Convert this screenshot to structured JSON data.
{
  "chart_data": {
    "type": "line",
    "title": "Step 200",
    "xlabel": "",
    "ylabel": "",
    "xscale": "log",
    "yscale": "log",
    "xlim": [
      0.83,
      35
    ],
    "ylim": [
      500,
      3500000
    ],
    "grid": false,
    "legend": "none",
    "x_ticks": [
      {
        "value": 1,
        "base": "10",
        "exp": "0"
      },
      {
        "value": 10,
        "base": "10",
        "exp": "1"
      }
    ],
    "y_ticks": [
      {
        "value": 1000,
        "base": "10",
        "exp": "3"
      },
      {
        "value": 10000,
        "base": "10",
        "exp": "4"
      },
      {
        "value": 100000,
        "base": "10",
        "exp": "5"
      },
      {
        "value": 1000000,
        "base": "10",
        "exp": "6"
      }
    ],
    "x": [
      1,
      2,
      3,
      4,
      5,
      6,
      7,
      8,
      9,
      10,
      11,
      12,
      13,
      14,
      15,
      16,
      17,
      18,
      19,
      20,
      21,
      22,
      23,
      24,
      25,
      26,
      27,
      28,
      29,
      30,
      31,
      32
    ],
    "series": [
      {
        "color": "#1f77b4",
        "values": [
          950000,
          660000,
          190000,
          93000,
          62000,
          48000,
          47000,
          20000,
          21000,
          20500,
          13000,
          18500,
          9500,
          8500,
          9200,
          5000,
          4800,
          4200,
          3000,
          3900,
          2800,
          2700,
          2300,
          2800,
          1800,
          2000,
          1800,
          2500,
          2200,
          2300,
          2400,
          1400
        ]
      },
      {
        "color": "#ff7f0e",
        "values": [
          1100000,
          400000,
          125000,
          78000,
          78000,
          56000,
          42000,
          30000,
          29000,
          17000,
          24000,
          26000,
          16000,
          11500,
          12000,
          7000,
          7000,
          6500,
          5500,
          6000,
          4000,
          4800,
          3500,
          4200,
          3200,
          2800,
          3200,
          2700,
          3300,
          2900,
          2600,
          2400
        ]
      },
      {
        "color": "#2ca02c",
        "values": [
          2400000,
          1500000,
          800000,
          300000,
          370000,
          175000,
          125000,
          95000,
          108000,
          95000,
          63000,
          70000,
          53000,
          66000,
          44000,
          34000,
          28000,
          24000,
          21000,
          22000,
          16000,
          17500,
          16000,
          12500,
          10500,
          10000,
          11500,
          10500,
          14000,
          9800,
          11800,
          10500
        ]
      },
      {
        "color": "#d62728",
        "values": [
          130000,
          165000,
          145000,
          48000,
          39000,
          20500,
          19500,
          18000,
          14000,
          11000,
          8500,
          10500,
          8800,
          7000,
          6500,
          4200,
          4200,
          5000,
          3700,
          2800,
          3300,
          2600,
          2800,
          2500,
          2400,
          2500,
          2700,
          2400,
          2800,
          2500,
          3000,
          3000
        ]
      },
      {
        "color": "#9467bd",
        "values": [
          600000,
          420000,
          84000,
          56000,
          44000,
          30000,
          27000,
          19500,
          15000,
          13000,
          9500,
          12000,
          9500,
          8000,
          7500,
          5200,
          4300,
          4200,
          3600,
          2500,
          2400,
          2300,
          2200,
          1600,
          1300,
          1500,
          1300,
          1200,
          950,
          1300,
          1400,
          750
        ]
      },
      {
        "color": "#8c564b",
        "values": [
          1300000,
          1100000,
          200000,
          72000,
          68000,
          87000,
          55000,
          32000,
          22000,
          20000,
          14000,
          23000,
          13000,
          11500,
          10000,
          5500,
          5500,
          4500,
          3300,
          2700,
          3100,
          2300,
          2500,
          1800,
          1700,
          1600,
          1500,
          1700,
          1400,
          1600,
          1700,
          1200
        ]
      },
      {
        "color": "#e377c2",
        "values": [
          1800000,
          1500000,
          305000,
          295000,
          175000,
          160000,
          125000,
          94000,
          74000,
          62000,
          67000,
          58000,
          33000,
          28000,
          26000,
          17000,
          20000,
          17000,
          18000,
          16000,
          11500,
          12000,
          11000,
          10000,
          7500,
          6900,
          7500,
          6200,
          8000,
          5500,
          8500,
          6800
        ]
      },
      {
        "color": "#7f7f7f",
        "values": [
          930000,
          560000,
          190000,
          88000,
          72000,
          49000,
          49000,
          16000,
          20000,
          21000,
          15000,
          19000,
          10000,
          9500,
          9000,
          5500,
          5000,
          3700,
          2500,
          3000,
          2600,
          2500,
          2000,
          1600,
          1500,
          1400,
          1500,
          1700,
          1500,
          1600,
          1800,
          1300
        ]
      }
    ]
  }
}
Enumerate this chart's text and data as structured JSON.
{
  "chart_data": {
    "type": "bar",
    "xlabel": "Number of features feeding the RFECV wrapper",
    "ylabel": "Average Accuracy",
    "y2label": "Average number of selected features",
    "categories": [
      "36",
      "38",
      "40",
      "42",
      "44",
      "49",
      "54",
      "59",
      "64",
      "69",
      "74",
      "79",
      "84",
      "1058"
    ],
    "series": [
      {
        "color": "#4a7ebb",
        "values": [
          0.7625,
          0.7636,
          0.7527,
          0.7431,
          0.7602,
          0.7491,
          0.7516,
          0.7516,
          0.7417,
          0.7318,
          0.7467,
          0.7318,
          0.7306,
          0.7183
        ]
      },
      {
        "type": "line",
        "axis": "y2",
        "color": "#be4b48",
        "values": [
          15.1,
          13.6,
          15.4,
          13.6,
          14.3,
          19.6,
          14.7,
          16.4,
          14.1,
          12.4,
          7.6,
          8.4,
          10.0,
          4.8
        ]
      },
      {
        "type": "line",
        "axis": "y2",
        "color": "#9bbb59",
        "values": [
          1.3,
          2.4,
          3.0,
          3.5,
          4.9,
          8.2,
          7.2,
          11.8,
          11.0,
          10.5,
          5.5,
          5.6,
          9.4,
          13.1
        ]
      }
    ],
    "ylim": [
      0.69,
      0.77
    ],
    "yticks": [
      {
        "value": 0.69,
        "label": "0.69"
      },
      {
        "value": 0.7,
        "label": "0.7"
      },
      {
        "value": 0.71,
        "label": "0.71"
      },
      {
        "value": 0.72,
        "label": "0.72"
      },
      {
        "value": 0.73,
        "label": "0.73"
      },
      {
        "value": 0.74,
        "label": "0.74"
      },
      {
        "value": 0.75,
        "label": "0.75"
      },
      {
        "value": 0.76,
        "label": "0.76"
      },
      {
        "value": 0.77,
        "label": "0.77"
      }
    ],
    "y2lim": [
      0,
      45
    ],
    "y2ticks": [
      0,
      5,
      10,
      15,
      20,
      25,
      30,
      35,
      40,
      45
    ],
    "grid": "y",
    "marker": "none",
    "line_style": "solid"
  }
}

┄┄┄┄┄┄

### Your task
In the listing above, how many lines include the word "Average"? Answer with the number and nothing more.

### Finished exercise
2